* **EXERCISE REQUIREMENTS**
Each line containing the word "有严格的管理标准" should be found and copied.

* **INFORMATION SHOWN**
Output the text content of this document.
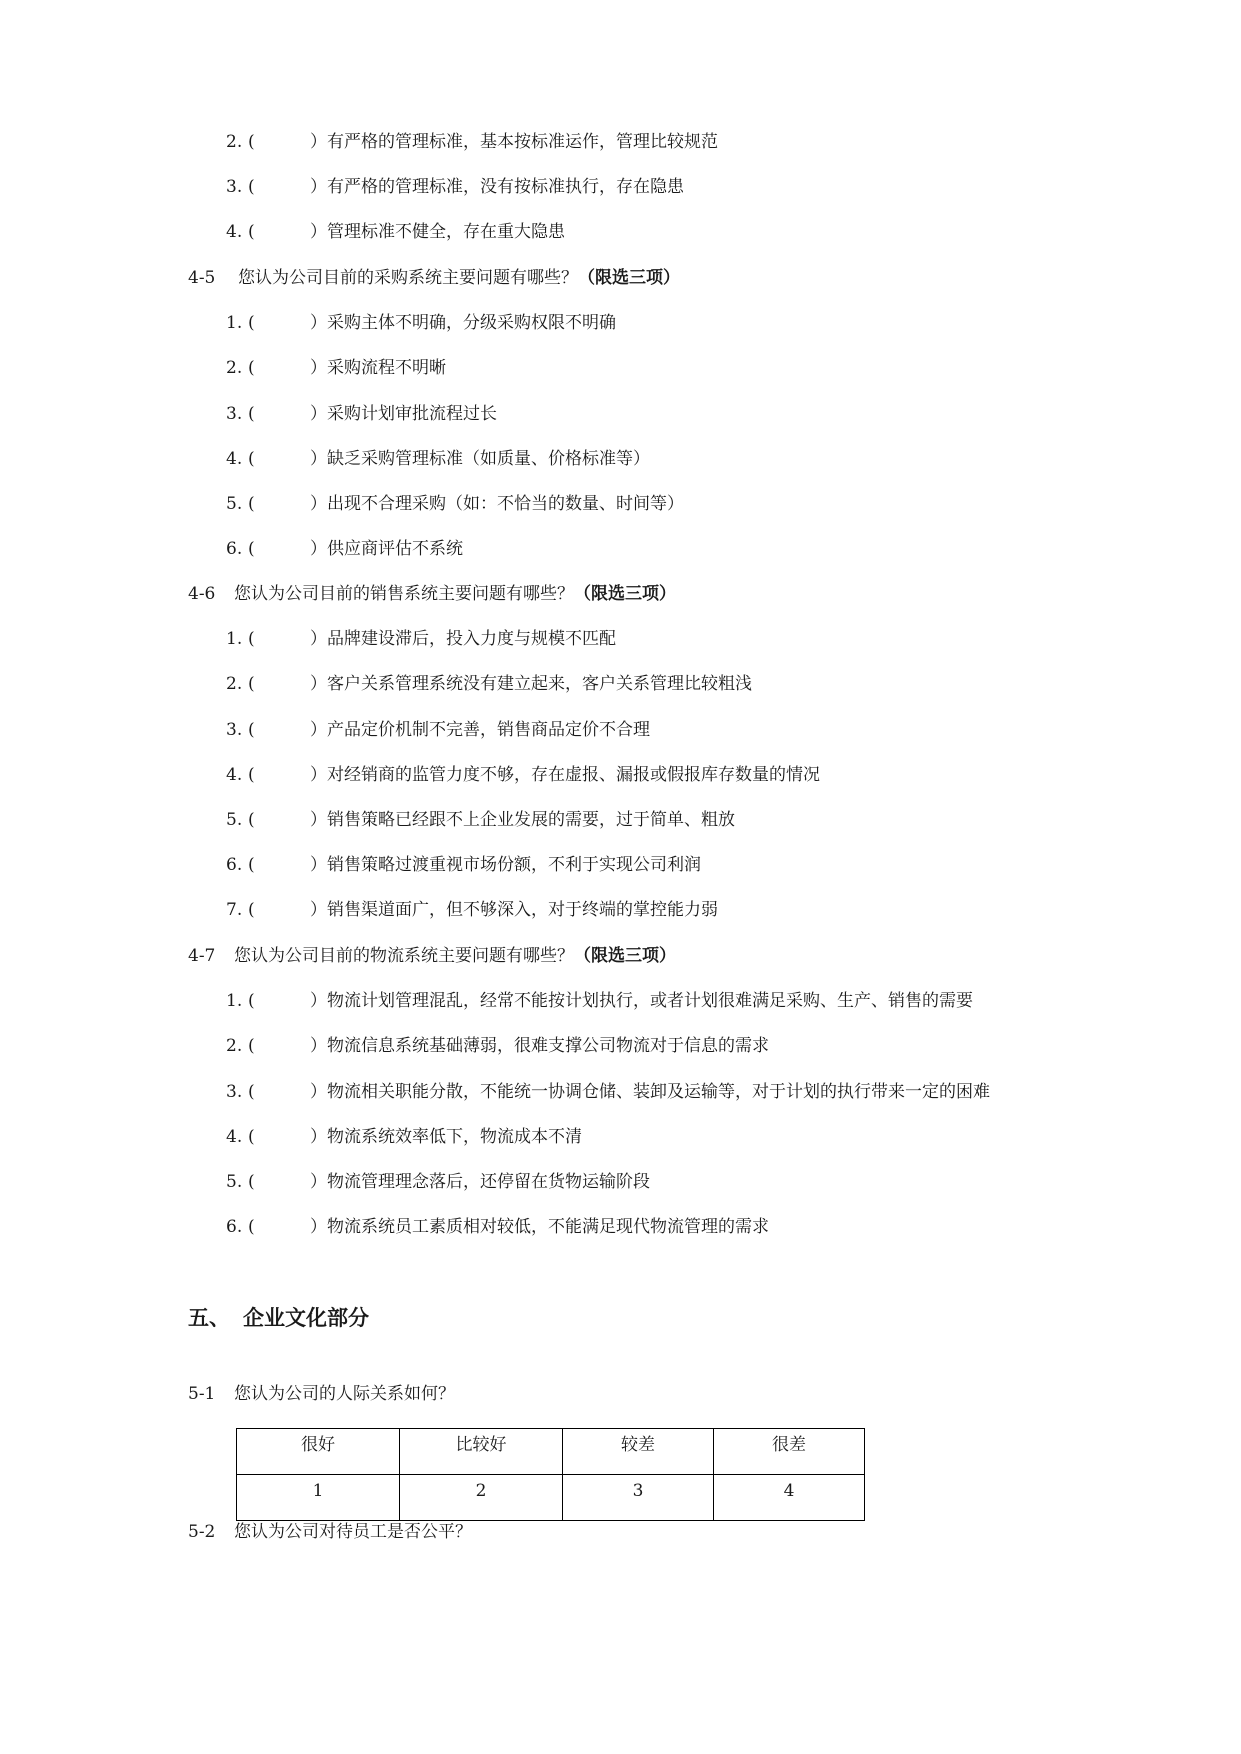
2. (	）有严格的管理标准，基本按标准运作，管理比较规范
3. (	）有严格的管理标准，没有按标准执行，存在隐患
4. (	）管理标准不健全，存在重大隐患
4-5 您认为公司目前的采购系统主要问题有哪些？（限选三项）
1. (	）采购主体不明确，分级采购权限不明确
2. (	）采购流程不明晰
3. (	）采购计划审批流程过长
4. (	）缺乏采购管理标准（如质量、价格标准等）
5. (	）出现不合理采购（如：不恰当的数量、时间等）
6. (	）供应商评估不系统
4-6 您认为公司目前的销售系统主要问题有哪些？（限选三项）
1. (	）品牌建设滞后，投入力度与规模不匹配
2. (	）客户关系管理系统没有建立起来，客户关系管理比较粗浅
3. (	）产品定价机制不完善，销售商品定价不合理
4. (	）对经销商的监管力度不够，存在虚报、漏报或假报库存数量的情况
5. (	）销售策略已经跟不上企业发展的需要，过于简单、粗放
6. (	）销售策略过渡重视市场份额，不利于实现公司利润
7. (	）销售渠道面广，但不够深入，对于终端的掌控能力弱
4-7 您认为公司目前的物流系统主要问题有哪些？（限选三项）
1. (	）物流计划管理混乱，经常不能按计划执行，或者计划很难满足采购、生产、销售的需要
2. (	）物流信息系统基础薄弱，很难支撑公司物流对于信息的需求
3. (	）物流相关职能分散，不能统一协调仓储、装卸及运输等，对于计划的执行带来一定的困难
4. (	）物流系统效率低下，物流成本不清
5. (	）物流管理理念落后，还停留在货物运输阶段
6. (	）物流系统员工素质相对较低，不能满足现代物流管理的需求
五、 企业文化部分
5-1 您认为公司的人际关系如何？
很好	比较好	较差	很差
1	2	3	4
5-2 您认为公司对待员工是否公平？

* **COMPLETE ANSWER**
2. (	）有严格的管理标准，基本按标准运作，管理比较规范
3. (	）有严格的管理标准，没有按标准执行，存在隐患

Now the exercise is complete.